◆ Dataset entries ◆
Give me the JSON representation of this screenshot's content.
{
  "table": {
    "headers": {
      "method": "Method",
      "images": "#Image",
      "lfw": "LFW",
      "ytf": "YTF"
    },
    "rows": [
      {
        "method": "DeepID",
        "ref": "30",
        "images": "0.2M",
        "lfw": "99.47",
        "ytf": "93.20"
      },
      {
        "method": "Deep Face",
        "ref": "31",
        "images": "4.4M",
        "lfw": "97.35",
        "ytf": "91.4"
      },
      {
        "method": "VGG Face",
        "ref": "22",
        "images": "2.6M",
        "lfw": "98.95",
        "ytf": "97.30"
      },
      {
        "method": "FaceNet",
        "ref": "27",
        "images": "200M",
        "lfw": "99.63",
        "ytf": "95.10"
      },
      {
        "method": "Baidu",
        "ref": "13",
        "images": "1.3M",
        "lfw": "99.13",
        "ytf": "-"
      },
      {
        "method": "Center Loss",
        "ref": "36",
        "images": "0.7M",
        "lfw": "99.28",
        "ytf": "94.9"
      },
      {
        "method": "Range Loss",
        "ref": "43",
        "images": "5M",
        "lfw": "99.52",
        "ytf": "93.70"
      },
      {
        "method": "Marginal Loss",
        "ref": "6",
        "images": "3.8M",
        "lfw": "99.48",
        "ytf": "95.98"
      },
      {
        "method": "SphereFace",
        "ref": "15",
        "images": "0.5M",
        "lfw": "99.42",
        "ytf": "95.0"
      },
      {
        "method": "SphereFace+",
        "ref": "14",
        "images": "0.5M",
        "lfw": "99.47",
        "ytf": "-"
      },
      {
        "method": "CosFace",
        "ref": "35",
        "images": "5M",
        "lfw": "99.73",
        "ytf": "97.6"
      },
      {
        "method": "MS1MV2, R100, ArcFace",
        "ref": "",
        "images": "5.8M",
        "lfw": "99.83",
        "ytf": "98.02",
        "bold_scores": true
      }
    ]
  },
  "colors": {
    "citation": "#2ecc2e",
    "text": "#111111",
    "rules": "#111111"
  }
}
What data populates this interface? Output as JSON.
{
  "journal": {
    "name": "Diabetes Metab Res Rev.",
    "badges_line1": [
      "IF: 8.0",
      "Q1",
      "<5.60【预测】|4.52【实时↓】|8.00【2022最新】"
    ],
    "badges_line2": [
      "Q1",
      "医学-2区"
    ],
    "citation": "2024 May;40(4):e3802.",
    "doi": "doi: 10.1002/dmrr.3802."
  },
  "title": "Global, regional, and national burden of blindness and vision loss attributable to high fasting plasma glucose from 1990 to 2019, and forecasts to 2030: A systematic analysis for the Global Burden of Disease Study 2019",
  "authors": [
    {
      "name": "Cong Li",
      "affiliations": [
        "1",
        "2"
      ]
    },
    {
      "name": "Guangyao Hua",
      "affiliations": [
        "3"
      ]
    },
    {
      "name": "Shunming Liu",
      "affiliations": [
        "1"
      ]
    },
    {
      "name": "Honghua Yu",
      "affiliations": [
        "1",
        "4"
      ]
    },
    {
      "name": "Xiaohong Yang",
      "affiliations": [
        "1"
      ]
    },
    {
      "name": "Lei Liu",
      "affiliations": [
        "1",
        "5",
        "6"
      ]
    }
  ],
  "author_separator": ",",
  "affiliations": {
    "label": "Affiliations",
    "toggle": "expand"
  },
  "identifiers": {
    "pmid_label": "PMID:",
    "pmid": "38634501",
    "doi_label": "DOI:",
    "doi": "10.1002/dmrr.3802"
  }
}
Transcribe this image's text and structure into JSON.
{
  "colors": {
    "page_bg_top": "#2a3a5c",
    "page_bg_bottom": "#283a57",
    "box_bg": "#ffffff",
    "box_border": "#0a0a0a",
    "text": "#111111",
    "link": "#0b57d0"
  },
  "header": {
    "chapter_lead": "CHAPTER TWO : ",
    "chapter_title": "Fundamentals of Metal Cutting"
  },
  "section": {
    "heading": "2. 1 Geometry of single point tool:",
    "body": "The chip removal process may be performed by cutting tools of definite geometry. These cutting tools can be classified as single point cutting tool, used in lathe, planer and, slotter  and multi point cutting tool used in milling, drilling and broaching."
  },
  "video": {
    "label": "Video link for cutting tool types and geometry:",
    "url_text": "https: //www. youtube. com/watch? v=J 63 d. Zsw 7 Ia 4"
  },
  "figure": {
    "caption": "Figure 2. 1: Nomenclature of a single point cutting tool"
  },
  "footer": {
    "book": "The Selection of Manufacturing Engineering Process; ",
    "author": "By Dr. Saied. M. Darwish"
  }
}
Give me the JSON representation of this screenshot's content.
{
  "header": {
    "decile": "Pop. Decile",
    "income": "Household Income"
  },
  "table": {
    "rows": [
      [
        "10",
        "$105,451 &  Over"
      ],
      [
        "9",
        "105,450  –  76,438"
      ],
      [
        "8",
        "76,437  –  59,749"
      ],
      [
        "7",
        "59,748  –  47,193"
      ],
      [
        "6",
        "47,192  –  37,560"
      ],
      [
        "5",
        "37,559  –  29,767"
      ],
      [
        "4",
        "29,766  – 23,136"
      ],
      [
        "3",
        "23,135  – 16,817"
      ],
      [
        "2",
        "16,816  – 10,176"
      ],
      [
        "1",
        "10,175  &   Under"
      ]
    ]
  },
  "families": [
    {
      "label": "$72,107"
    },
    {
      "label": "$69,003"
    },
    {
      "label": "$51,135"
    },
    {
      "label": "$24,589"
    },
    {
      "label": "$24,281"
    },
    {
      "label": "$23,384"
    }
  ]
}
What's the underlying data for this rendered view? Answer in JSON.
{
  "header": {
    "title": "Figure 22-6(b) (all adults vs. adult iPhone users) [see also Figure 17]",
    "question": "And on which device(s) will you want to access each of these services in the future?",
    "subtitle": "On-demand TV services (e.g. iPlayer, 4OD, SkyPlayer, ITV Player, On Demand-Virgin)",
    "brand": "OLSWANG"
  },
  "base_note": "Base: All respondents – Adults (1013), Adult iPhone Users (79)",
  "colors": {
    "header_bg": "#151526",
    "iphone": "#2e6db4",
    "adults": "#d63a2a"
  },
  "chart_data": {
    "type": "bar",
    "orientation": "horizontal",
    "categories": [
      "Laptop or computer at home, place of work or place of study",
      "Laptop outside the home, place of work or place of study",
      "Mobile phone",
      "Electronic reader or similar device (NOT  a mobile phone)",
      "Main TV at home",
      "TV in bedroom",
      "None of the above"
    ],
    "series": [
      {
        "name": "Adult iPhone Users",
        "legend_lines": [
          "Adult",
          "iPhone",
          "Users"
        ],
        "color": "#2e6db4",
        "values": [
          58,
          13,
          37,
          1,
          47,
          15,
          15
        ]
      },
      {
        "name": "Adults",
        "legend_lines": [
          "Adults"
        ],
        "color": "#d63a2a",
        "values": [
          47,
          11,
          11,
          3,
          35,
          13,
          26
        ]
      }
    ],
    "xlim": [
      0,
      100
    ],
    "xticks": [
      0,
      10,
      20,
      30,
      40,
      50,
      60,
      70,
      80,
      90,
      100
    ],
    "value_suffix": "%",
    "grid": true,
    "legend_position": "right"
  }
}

◆ Task brief ◆
Find the lines that include the string "place", then copy each of them.

◆ Result ◆
      "Laptop or computer at home, place of work or place of study",
      "Laptop outside the home, place of work or place of study",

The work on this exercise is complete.